Collected data:
(begin)
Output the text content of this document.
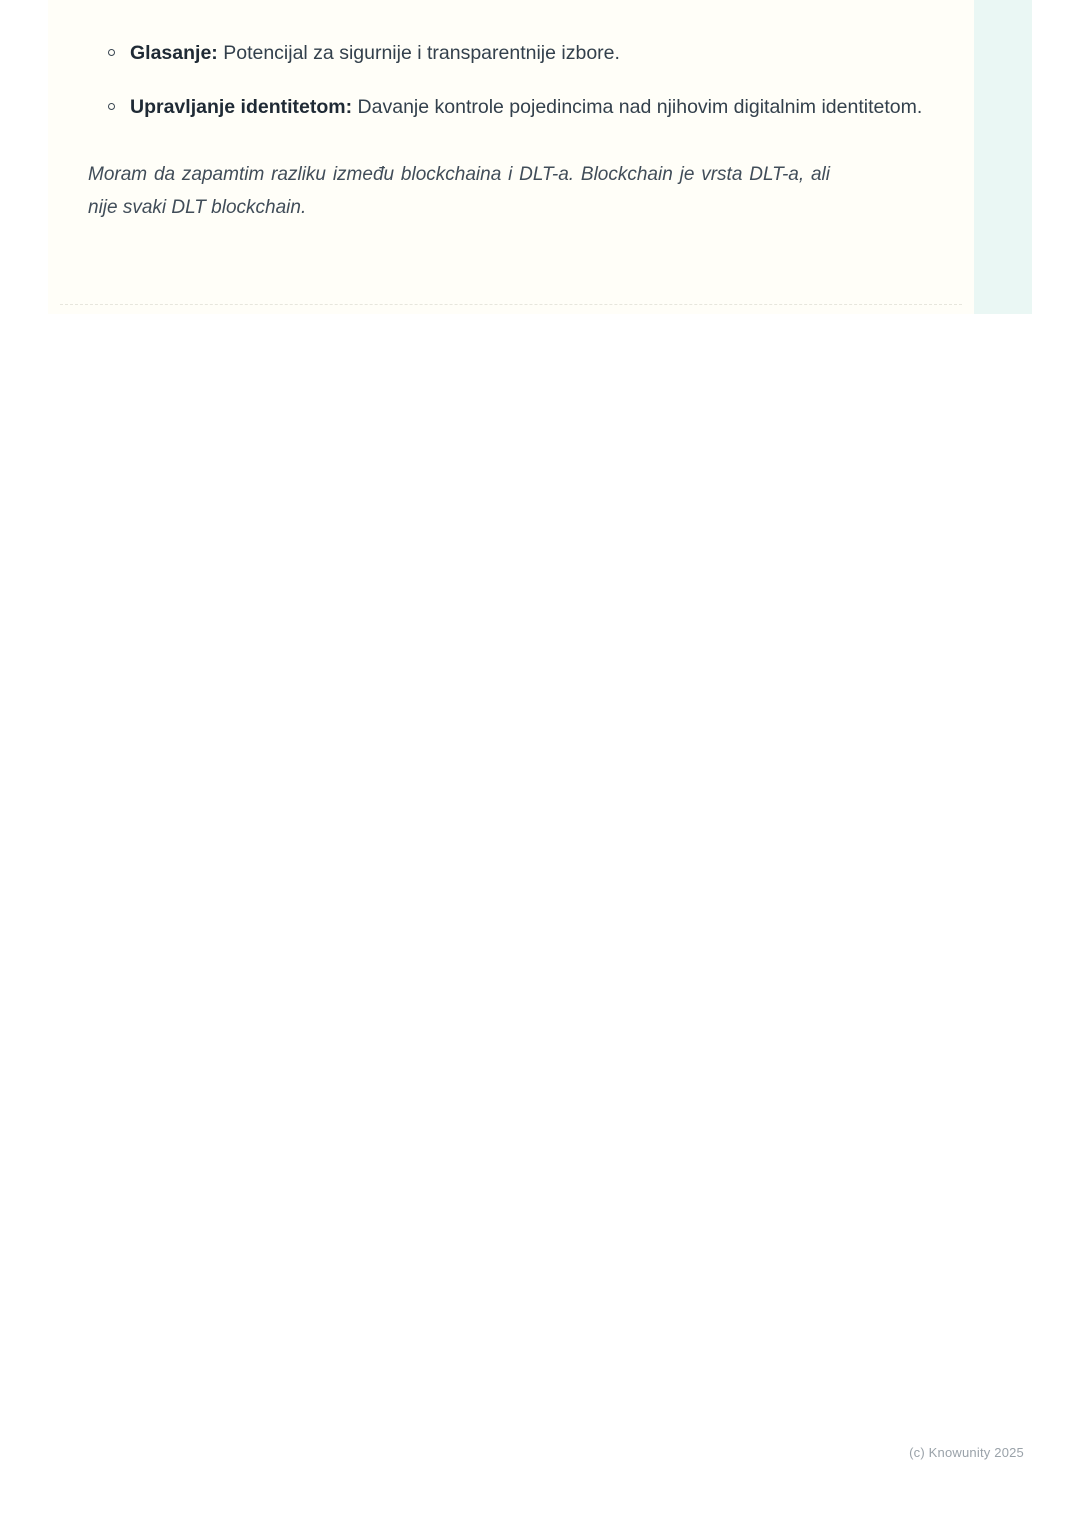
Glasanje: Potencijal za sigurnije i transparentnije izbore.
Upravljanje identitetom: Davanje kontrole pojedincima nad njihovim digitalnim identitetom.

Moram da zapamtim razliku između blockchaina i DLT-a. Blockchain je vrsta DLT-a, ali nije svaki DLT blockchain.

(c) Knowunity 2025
(end)
• [AIM]: Extract the entries in full, exactly as they are, minus the pictures.

• [ANSWER TO THE PROBLEM]:
Output the text content of this document.
Glasanje: Potencijal za sigurnije i transparentnije izbore.
Upravljanje identitetom: Davanje kontrole pojedincima nad njihovim digitalnim identitetom.

Moram da zapamtim razliku između blockchaina i DLT-a. Blockchain je vrsta DLT-a, ali nije svaki DLT blockchain.

(c) Knowunity 2025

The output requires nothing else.